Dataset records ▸
+ + + +
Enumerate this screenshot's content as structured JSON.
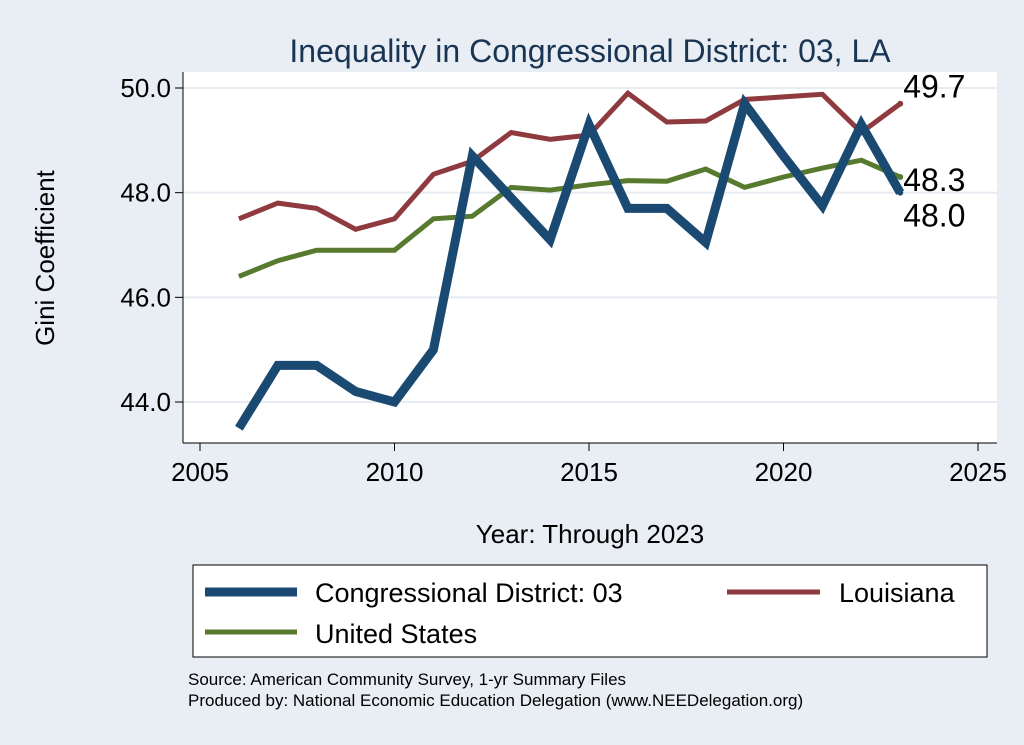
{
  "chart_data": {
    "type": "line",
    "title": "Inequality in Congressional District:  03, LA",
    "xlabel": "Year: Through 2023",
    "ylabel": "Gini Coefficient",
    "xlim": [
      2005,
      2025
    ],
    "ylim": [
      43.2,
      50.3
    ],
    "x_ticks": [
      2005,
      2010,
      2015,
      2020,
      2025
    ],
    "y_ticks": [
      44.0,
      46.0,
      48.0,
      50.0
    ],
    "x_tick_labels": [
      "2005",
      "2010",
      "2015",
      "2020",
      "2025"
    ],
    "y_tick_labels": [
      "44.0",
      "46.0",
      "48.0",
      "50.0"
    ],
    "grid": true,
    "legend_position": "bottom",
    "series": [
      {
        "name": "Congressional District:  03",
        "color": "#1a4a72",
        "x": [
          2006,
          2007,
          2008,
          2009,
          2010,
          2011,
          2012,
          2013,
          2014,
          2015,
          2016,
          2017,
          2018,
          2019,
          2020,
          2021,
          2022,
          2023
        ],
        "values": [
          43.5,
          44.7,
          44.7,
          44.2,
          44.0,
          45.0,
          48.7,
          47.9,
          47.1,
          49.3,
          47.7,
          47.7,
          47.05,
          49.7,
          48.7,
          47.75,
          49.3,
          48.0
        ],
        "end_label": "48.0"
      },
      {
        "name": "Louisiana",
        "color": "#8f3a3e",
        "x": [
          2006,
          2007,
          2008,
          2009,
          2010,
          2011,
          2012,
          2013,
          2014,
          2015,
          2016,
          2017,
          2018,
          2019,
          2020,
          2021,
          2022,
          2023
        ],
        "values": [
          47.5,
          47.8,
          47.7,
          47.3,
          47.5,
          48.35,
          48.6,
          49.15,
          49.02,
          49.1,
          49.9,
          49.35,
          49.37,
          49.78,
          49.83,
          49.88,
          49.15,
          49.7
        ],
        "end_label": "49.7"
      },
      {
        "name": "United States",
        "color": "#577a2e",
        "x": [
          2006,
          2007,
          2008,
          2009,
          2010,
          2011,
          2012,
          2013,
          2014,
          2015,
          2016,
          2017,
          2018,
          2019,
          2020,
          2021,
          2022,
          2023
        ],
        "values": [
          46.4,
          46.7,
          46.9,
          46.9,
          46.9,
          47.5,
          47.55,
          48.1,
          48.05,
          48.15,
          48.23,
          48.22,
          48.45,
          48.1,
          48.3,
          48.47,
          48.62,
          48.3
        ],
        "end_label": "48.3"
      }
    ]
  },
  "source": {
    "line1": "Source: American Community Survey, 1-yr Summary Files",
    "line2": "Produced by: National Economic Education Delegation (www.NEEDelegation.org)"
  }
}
+ + + +
THE REQUEST ▸
Lines containing the word "name" are to be counted in the listing; state their number alone.

FINAL RESULT ▸
3